■ **What the exercise asks**
Using the records that follow, copy every line containing the word "this".

[Extracted records]
==============================
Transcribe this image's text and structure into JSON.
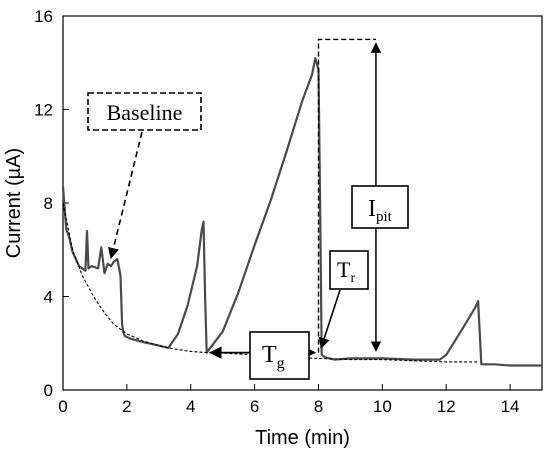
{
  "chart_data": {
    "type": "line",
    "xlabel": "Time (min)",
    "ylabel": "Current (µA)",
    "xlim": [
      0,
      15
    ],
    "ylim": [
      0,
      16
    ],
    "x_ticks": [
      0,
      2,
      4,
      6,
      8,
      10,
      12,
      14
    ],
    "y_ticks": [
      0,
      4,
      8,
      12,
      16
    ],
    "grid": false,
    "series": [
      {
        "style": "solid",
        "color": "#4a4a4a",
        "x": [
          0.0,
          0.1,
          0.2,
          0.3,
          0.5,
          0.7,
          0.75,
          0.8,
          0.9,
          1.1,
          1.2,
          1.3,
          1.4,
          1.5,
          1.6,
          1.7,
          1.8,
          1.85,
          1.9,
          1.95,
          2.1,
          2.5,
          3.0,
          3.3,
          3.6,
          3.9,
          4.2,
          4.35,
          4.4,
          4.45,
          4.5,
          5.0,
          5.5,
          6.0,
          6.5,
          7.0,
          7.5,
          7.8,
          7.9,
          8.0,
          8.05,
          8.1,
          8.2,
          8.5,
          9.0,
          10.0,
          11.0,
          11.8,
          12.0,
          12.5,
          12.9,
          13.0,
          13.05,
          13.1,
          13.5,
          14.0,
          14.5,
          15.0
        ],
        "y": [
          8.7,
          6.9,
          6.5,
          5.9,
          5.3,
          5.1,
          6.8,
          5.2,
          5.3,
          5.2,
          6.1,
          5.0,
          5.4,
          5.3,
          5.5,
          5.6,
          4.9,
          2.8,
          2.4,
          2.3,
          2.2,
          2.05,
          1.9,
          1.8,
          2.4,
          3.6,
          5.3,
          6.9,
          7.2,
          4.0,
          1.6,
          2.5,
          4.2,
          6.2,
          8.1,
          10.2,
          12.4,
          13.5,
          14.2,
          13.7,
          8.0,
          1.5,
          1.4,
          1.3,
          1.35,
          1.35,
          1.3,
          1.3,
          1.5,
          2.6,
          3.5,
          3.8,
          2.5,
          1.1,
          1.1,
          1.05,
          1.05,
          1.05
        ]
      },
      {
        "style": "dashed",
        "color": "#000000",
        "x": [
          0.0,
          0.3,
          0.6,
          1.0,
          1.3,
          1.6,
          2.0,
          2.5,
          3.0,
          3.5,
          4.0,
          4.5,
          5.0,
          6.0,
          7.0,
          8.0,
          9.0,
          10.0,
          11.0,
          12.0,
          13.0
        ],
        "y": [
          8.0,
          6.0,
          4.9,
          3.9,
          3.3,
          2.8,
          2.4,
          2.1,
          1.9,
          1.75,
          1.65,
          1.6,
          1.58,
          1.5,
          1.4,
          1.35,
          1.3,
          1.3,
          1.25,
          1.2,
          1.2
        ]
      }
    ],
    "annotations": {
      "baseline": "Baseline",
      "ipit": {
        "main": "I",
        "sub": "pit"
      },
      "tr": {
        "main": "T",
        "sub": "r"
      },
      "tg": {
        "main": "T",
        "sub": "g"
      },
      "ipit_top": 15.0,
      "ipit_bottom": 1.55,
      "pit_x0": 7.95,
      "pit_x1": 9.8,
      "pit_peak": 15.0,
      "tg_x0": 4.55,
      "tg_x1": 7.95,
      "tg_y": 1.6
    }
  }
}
==============================
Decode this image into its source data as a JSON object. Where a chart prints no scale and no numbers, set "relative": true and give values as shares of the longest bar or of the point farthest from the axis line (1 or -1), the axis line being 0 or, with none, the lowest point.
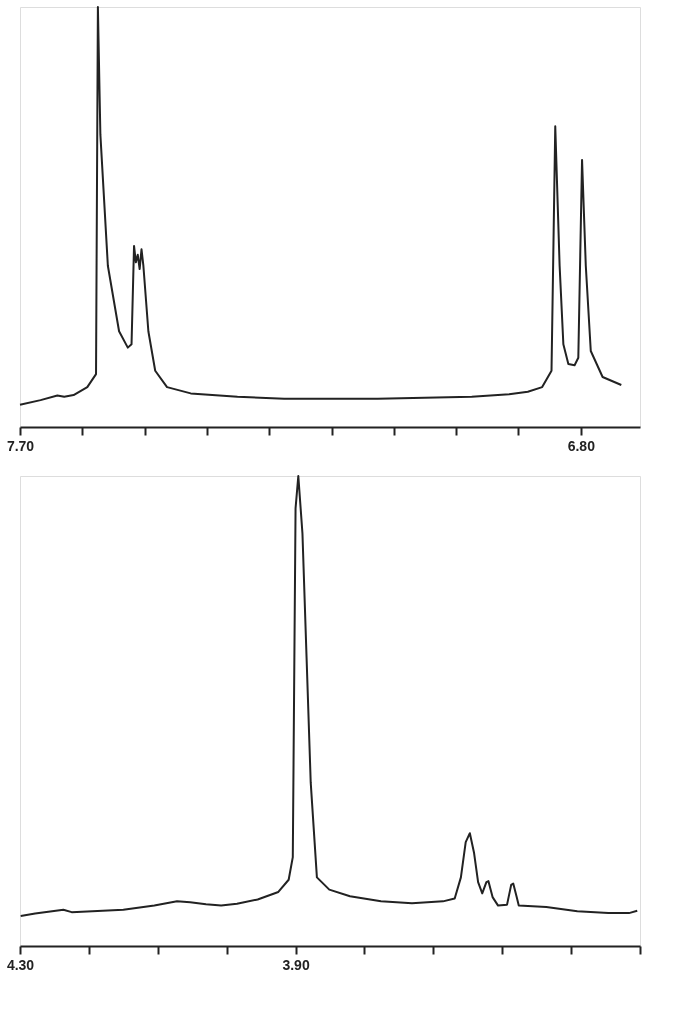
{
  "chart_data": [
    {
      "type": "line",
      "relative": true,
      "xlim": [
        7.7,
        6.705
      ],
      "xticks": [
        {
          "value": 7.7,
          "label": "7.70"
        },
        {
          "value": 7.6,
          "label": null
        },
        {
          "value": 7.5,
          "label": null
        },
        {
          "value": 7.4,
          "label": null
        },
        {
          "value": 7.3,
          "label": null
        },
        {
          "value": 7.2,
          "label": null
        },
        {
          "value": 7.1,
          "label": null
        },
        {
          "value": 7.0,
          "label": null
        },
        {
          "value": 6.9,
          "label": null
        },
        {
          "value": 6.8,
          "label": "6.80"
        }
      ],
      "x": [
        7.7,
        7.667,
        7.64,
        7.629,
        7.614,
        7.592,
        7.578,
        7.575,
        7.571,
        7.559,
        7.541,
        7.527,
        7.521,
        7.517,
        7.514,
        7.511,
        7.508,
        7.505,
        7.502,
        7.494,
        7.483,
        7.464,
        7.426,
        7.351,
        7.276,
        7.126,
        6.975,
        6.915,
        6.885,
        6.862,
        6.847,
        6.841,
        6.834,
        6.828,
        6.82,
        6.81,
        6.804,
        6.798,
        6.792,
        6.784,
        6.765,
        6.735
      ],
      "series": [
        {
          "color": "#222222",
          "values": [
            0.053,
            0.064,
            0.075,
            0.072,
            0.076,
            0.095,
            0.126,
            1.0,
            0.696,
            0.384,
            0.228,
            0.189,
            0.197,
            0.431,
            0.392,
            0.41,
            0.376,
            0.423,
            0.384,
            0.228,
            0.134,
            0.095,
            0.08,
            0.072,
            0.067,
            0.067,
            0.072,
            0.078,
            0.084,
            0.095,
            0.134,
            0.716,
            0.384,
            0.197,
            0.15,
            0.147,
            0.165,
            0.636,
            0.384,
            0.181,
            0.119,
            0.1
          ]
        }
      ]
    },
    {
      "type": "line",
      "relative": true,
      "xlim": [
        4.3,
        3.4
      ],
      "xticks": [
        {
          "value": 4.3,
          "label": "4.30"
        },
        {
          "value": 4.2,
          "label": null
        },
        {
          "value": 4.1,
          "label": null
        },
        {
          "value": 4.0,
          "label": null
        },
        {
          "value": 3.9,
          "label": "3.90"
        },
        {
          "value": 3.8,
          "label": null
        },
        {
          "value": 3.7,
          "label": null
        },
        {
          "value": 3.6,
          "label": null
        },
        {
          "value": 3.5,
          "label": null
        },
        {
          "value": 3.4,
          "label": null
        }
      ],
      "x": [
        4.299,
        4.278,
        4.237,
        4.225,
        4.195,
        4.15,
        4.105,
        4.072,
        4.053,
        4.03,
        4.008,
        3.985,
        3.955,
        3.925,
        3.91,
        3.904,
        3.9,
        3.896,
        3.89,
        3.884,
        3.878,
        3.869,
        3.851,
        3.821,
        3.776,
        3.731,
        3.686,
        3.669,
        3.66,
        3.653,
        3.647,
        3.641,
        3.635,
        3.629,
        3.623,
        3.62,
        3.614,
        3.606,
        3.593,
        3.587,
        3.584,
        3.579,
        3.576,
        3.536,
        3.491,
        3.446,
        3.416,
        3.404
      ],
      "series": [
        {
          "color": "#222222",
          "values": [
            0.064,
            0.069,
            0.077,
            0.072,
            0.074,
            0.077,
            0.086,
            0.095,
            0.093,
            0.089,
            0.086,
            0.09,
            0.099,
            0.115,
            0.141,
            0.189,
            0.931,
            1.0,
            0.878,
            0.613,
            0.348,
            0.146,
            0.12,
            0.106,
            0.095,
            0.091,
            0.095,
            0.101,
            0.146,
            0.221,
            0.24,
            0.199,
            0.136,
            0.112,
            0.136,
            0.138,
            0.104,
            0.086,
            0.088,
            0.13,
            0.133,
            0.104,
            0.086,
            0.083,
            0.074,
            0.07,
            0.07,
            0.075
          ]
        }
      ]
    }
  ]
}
==============================
■ **Output**
Transcribe this image's text and structure into JSON.
Decode this image into its source data as a JSON object. Where a chart prints no scale and no numbers, set "relative": true and give values as shares of the longest bar or of the point farthest from the axis line (1 or -1), the axis line being 0 or, with none, the lowest point.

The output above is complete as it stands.